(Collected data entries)
►

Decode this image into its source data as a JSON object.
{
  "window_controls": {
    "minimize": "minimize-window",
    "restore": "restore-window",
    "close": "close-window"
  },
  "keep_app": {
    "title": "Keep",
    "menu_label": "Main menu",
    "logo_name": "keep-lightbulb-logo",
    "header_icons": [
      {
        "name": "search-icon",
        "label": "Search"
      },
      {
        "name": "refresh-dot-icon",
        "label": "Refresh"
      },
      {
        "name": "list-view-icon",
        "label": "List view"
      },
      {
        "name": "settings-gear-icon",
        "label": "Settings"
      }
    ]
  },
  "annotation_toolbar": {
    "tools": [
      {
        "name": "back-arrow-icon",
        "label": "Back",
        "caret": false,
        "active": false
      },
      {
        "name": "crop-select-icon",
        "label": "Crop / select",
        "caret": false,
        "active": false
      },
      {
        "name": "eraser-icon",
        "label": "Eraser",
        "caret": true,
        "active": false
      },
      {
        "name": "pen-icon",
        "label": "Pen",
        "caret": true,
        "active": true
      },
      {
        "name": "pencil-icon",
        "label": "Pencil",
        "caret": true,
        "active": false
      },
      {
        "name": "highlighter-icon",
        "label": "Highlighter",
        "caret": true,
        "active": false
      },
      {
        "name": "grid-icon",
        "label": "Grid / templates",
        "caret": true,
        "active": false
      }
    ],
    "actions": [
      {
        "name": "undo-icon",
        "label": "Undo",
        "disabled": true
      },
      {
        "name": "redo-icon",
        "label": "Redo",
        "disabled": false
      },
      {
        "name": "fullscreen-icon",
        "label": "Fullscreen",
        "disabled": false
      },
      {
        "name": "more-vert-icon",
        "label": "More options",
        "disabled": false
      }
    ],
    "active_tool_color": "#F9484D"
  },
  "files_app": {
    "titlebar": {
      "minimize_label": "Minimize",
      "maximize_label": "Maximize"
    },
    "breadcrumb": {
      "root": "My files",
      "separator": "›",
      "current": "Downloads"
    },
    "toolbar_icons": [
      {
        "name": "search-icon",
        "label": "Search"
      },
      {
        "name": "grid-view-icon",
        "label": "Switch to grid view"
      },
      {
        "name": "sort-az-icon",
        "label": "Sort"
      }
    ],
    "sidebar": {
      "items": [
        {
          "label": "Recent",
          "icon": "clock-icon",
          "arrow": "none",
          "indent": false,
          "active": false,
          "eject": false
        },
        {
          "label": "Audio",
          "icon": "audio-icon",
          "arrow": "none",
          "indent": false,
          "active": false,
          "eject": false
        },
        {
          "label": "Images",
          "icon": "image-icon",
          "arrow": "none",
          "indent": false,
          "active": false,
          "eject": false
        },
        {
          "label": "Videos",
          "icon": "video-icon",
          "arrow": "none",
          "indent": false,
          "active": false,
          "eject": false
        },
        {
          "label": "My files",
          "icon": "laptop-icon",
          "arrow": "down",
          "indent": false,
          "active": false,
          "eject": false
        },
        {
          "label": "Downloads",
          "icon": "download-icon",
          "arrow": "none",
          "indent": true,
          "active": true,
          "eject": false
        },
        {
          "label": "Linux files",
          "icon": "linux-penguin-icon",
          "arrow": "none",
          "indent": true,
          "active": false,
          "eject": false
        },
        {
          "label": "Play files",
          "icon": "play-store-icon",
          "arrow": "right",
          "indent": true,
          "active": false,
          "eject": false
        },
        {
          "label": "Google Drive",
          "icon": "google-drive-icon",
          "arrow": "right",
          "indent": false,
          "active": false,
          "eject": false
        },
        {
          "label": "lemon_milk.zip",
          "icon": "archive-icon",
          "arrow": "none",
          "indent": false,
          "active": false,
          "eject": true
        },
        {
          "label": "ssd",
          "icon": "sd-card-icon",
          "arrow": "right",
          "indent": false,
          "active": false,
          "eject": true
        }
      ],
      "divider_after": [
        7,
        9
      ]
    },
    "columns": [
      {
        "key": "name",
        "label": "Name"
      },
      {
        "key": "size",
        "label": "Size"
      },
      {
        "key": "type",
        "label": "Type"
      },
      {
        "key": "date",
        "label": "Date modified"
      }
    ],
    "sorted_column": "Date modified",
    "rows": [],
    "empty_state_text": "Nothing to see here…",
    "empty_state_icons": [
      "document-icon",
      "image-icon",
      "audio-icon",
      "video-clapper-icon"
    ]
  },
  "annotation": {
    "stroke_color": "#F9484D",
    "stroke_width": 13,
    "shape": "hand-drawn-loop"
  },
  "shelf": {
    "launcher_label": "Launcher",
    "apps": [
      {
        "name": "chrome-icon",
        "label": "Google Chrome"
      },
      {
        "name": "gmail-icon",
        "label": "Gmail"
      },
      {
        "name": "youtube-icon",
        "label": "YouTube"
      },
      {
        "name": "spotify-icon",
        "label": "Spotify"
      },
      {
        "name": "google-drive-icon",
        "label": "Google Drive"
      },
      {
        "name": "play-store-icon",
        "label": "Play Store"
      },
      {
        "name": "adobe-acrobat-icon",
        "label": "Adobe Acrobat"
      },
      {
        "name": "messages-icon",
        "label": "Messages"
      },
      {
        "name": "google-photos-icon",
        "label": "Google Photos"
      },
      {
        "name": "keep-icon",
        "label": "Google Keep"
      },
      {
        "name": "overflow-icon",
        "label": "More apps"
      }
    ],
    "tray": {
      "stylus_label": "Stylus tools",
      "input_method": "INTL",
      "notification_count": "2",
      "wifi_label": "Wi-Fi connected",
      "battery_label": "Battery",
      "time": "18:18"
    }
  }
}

◄

#### WHAT IS BEING ASKED
Retype all of the material, keeping each line exact.

#### TASK RESULT
Decode this image into its source data as a JSON object.
{
  "window_controls": {
    "minimize": "minimize-window",
    "restore": "restore-window",
    "close": "close-window"
  },
  "keep_app": {
    "title": "Keep",
    "menu_label": "Main menu",
    "logo_name": "keep-lightbulb-logo",
    "header_icons": [
      {
        "name": "search-icon",
        "label": "Search"
      },
      {
        "name": "refresh-dot-icon",
        "label": "Refresh"
      },
      {
        "name": "list-view-icon",
        "label": "List view"
      },
      {
        "name": "settings-gear-icon",
        "label": "Settings"
      }
    ]
  },
  "annotation_toolbar": {
    "tools": [
      {
        "name": "back-arrow-icon",
        "label": "Back",
        "caret": false,
        "active": false
      },
      {
        "name": "crop-select-icon",
        "label": "Crop / select",
        "caret": false,
        "active": false
      },
      {
        "name": "eraser-icon",
        "label": "Eraser",
        "caret": true,
        "active": false
      },
      {
        "name": "pen-icon",
        "label": "Pen",
        "caret": true,
        "active": true
      },
      {
        "name": "pencil-icon",
        "label": "Pencil",
        "caret": true,
        "active": false
      },
      {
        "name": "highlighter-icon",
        "label": "Highlighter",
        "caret": true,
        "active": false
      },
      {
        "name": "grid-icon",
        "label": "Grid / templates",
        "caret": true,
        "active": false
      }
    ],
    "actions": [
      {
        "name": "undo-icon",
        "label": "Undo",
        "disabled": true
      },
      {
        "name": "redo-icon",
        "label": "Redo",
        "disabled": false
      },
      {
        "name": "fullscreen-icon",
        "label": "Fullscreen",
        "disabled": false
      },
      {
        "name": "more-vert-icon",
        "label": "More options",
        "disabled": false
      }
    ],
    "active_tool_color": "#F9484D"
  },
  "files_app": {
    "titlebar": {
      "minimize_label": "Minimize",
      "maximize_label": "Maximize"
    },
    "breadcrumb": {
      "root": "My files",
      "separator": "›",
      "current": "Downloads"
    },
    "toolbar_icons": [
      {
        "name": "search-icon",
        "label": "Search"
      },
      {
        "name": "grid-view-icon",
        "label": "Switch to grid view"
      },
      {
        "name": "sort-az-icon",
        "label": "Sort"
      }
    ],
    "sidebar": {
      "items": [
        {
          "label": "Recent",
          "icon": "clock-icon",
          "arrow": "none",
          "indent": false,
          "active": false,
          "eject": false
        },
        {
          "label": "Audio",
          "icon": "audio-icon",
          "arrow": "none",
          "indent": false,
          "active": false,
          "eject": false
        },
        {
          "label": "Images",
          "icon": "image-icon",
          "arrow": "none",
          "indent": false,
          "active": false,
          "eject": false
        },
        {
          "label": "Videos",
          "icon": "video-icon",
          "arrow": "none",
          "indent": false,
          "active": false,
          "eject": false
        },
        {
          "label": "My files",
          "icon": "laptop-icon",
          "arrow": "down",
          "indent": false,
          "active": false,
          "eject": false
        },
        {
          "label": "Downloads",
          "icon": "download-icon",
          "arrow": "none",
          "indent": true,
          "active": true,
          "eject": false
        },
        {
          "label": "Linux files",
          "icon": "linux-penguin-icon",
          "arrow": "none",
          "indent": true,
          "active": false,
          "eject": false
        },
        {
          "label": "Play files",
          "icon": "play-store-icon",
          "arrow": "right",
          "indent": true,
          "active": false,
          "eject": false
        },
        {
          "label": "Google Drive",
          "icon": "google-drive-icon",
          "arrow": "right",
          "indent": false,
          "active": false,
          "eject": false
        },
        {
          "label": "lemon_milk.zip",
          "icon": "archive-icon",
          "arrow": "none",
          "indent": false,
          "active": false,
          "eject": true
        },
        {
          "label": "ssd",
          "icon": "sd-card-icon",
          "arrow": "right",
          "indent": false,
          "active": false,
          "eject": true
        }
      ],
      "divider_after": [
        7,
        9
      ]
    },
    "columns": [
      {
        "key": "name",
        "label": "Name"
      },
      {
        "key": "size",
        "label": "Size"
      },
      {
        "key": "type",
        "label": "Type"
      },
      {
        "key": "date",
        "label": "Date modified"
      }
    ],
    "sorted_column": "Date modified",
    "rows": [],
    "empty_state_text": "Nothing to see here…",
    "empty_state_icons": [
      "document-icon",
      "image-icon",
      "audio-icon",
      "video-clapper-icon"
    ]
  },
  "annotation": {
    "stroke_color": "#F9484D",
    "stroke_width": 13,
    "shape": "hand-drawn-loop"
  },
  "shelf": {
    "launcher_label": "Launcher",
    "apps": [
      {
        "name": "chrome-icon",
        "label": "Google Chrome"
      },
      {
        "name": "gmail-icon",
        "label": "Gmail"
      },
      {
        "name": "youtube-icon",
        "label": "YouTube"
      },
      {
        "name": "spotify-icon",
        "label": "Spotify"
      },
      {
        "name": "google-drive-icon",
        "label": "Google Drive"
      },
      {
        "name": "play-store-icon",
        "label": "Play Store"
      },
      {
        "name": "adobe-acrobat-icon",
        "label": "Adobe Acrobat"
      },
      {
        "name": "messages-icon",
        "label": "Messages"
      },
      {
        "name": "google-photos-icon",
        "label": "Google Photos"
      },
      {
        "name": "keep-icon",
        "label": "Google Keep"
      },
      {
        "name": "overflow-icon",
        "label": "More apps"
      }
    ],
    "tray": {
      "stylus_label": "Stylus tools",
      "input_method": "INTL",
      "notification_count": "2",
      "wifi_label": "Wi-Fi connected",
      "battery_label": "Battery",
      "time": "18:18"
    }
  }
}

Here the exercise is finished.